■ WORK TO BE COMPLETED
Leave out pictures; repeat exactly the lines from the "Type out the text in this image." line through the last of the data below.

Raw records
==*==
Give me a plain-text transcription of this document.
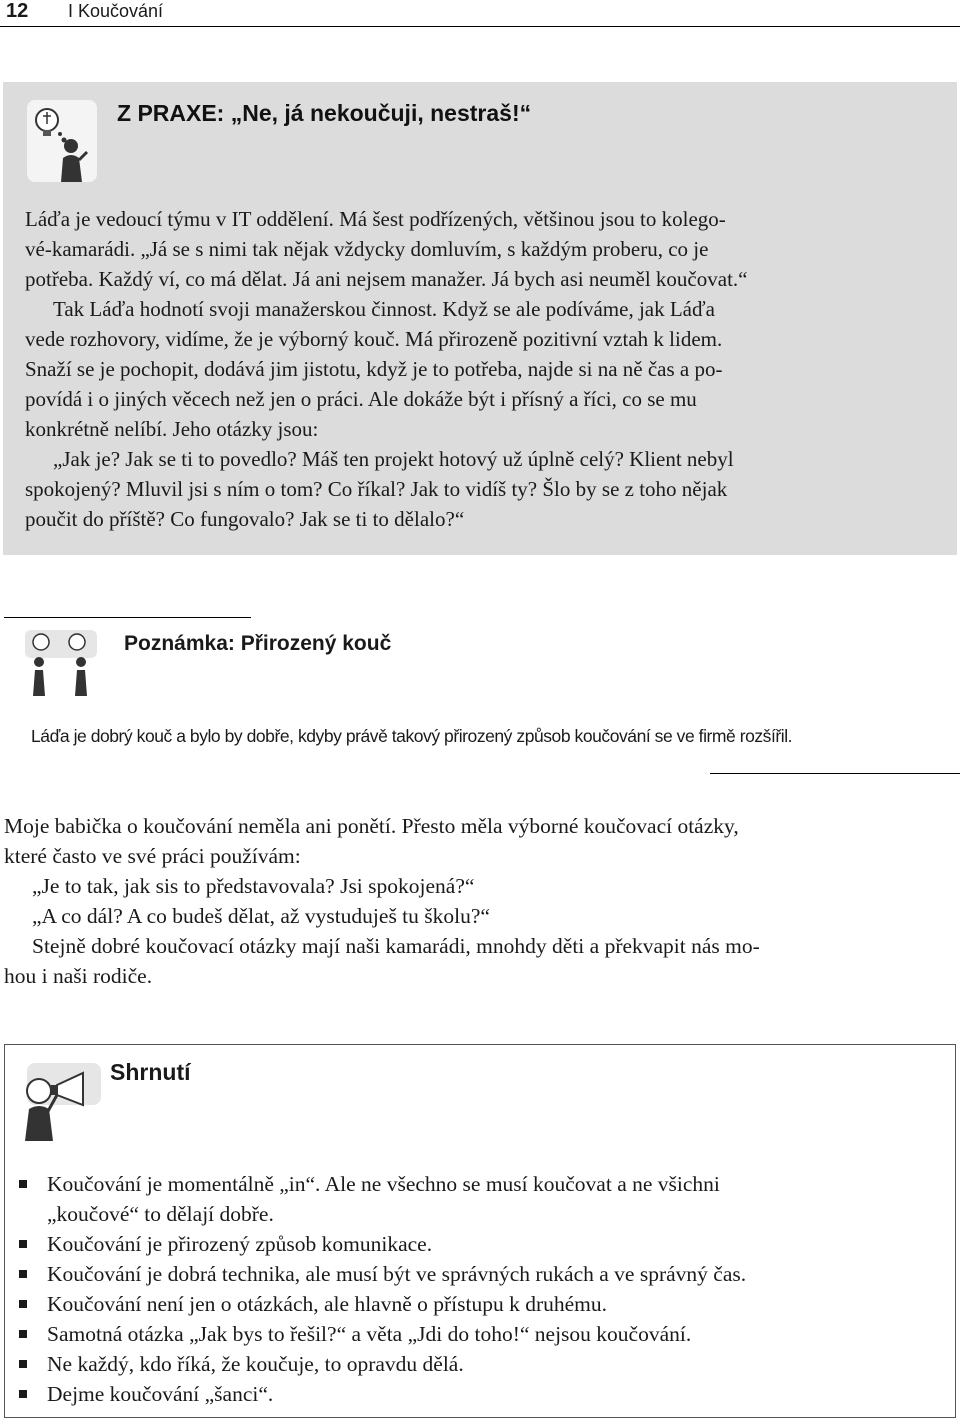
12 I Koučování
Z PRAXE: „Ne, já nekoučuji, nestraš!“

Láďa je vedoucí týmu v IT oddělení. Má šest podřízených, většinou jsou to kolego-

vé-kamarádi. „Já se s nimi tak nějak vždycky domluvím, s každým proberu, co je

potřeba. Každý ví, co má dělat. Já ani nejsem manažer. Já bych asi neuměl koučovat.“

Tak Láďa hodnotí svoji manažerskou činnost. Když se ale podíváme, jak Láďa

vede rozhovory, vidíme, že je výborný kouč. Má přirozeně pozitivní vztah k lidem.

Snaží se je pochopit, dodává jim jistotu, když je to potřeba, najde si na ně čas a po-

povídá i o jiných věcech než jen o práci. Ale dokáže být i přísný a říci, co se mu

konkrétně nelíbí. Jeho otázky jsou:

„Jak je? Jak se ti to povedlo? Máš ten projekt hotový už úplně celý? Klient nebyl

spokojený? Mluvil jsi s ním o tom? Co říkal? Jak to vidíš ty? Šlo by se z toho nějak

poučit do příště? Co fungovalo? Jak se ti to dělalo?“

Poznámka: Přirozený kouč
Láďa je dobrý kouč a bylo by dobře, kdyby právě takový přirozený způsob koučování se ve firmě rozšířil.

Moje babička o koučování neměla ani ponětí. Přesto měla výborné koučovací otázky,

které často ve své práci používám:

„Je to tak, jak sis to představovala? Jsi spokojená?“

„A co dál? A co budeš dělat, až vystuduješ tu školu?“

Stejně dobré koučovací otázky mají naši kamarádi, mnohdy děti a překvapit nás mo-

hou i naši rodiče.

Shrnutí
Koučování je momentálně „in“. Ale ne všechno se musí koučovat a ne všichni
„koučové“ to dělají dobře.
Koučování je přirozený způsob komunikace.
Koučování je dobrá technika, ale musí být ve správných rukách a ve správný čas.
Koučování není jen o otázkách, ale hlavně o přístupu k druhému.
Samotná otázka „Jak bys to řešil?“ a věta „Jdi do toho!“ nejsou koučování.
Ne každý, kdo říká, že koučuje, to opravdu dělá.
Dejme koučování „šanci“.
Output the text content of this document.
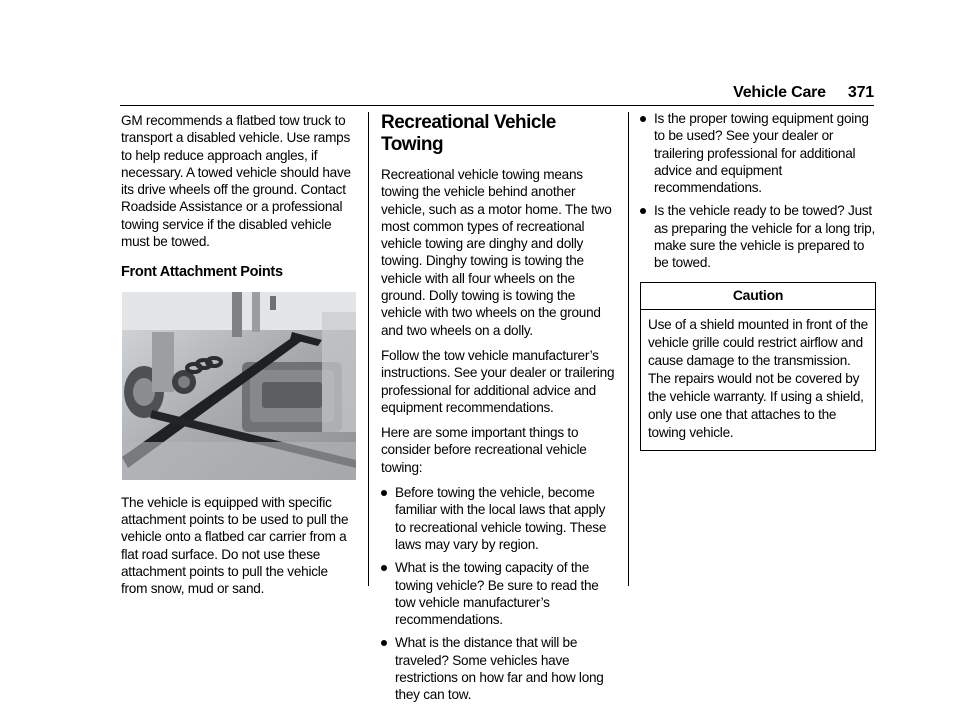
Vehicle Care 371

GM recommends a flatbed tow truck to transport a disabled vehicle. Use ramps to help reduce approach angles, if necessary. A towed vehicle should have its drive wheels off the ground. Contact Roadside Assistance or a professional towing service if the disabled vehicle must be towed.

Front Attachment Points

The vehicle is equipped with specific attachment points to be used to pull the vehicle onto a flatbed car carrier from a flat road surface. Do not use these attachment points to pull the vehicle from snow, mud or sand.

Recreational Vehicle Towing

Recreational vehicle towing means towing the vehicle behind another vehicle, such as a motor home. The two most common types of recreational vehicle towing are dinghy and dolly towing. Dinghy towing is towing the vehicle with all four wheels on the ground. Dolly towing is towing the vehicle with two wheels on the ground and two wheels on a dolly.

Follow the tow vehicle manufacturer’s instructions. See your dealer or trailering professional for additional advice and equipment recommendations.

Here are some important things to consider before recreational vehicle towing:

Before towing the vehicle, become familiar with the local laws that apply to recreational vehicle towing. These laws may vary by region.
What is the towing capacity of the towing vehicle? Be sure to read the tow vehicle manufacturer’s recommendations.
What is the distance that will be traveled? Some vehicles have restrictions on how far and how long they can tow.
Is the proper towing equipment going to be used? See your dealer or trailering professional for additional advice and equipment recommendations.
Is the vehicle ready to be towed? Just as preparing the vehicle for a long trip, make sure the vehicle is prepared to be towed.
Caution
Use of a shield mounted in front of the vehicle grille could restrict airflow and cause damage to the transmission. The repairs would not be covered by the vehicle warranty. If using a shield, only use one that attaches to the towing vehicle.
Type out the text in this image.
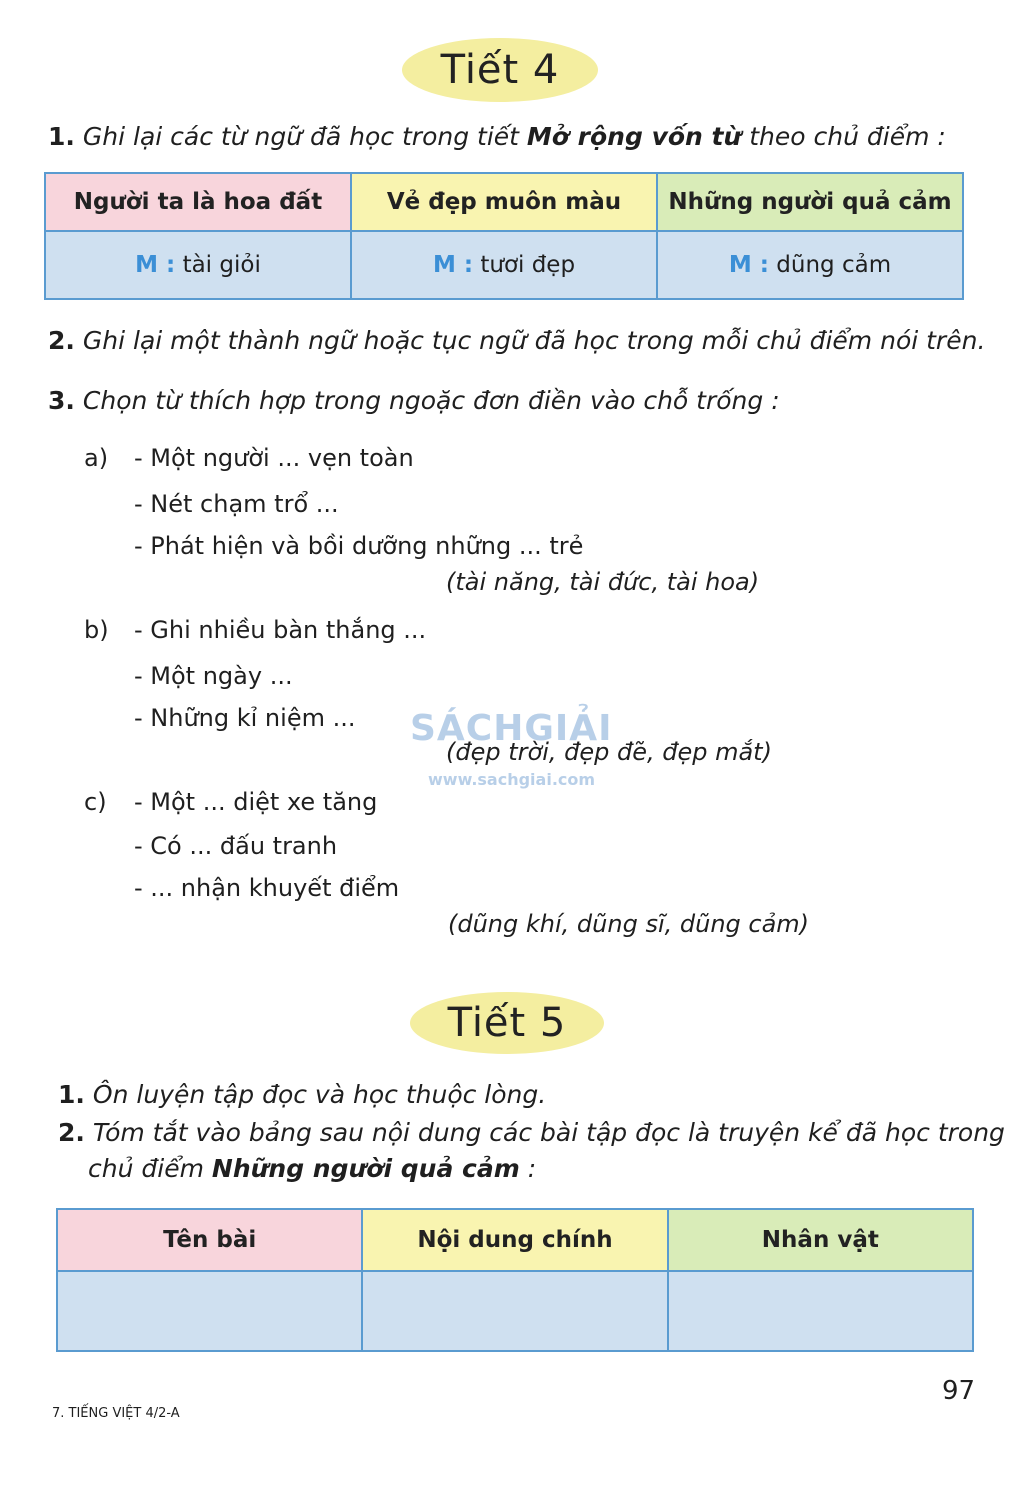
Tiết 4
1. Ghi lại các từ ngữ đã học trong tiết Mở rộng vốn từ theo chủ điểm :
Người ta là hoa đất	Vẻ đẹp muôn màu	Những người quả cảm
M : tài giỏi	M : tươi đẹp	M : dũng cảm
2. Ghi lại một thành ngữ hoặc tục ngữ đã học trong mỗi chủ điểm nói trên.
3. Chọn từ thích hợp trong ngoặc đơn điền vào chỗ trống :
a) - Một người ... vẹn toàn
- Nét chạm trổ ...
- Phát hiện và bồi dưỡng những ... trẻ
(tài năng, tài đức, tài hoa)
b) - Ghi nhiều bàn thắng ...
- Một ngày ...
- Những kỉ niệm ...
(đẹp trời, đẹp đẽ, đẹp mắt)
c) - Một ... diệt xe tăng
- Có ... đấu tranh
- ... nhận khuyết điểm
(dũng khí, dũng sĩ, dũng cảm)
SÁCHGIẢI
www.sachgiai.com
Tiết 5
1. Ôn luyện tập đọc và học thuộc lòng.
2. Tóm tắt vào bảng sau nội dung các bài tập đọc là truyện kể đã học trong
chủ điểm Những người quả cảm :
Tên bài	Nội dung chính	Nhân vật

97
7. TIẾNG VIỆT 4/2-A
==*==
■ RESULT OF THE EXERCISE
Type out the text in this image.
Tiết 4
1. Ghi lại các từ ngữ đã học trong tiết Mở rộng vốn từ theo chủ điểm :
Người ta là hoa đất	Vẻ đẹp muôn màu	Những người quả cảm
M : tài giỏi	M : tươi đẹp	M : dũng cảm
2. Ghi lại một thành ngữ hoặc tục ngữ đã học trong mỗi chủ điểm nói trên.
3. Chọn từ thích hợp trong ngoặc đơn điền vào chỗ trống :
a) - Một người ... vẹn toàn
- Nét chạm trổ ...
- Phát hiện và bồi dưỡng những ... trẻ
(tài năng, tài đức, tài hoa)
b) - Ghi nhiều bàn thắng ...
- Một ngày ...
- Những kỉ niệm ...
(đẹp trời, đẹp đẽ, đẹp mắt)
c) - Một ... diệt xe tăng
- Có ... đấu tranh
- ... nhận khuyết điểm
(dũng khí, dũng sĩ, dũng cảm)
SÁCHGIẢI
www.sachgiai.com
Tiết 5
1. Ôn luyện tập đọc và học thuộc lòng.
2. Tóm tắt vào bảng sau nội dung các bài tập đọc là truyện kể đã học trong
chủ điểm Những người quả cảm :
Tên bài	Nội dung chính	Nhân vật

97
7. TIẾNG VIỆT 4/2-A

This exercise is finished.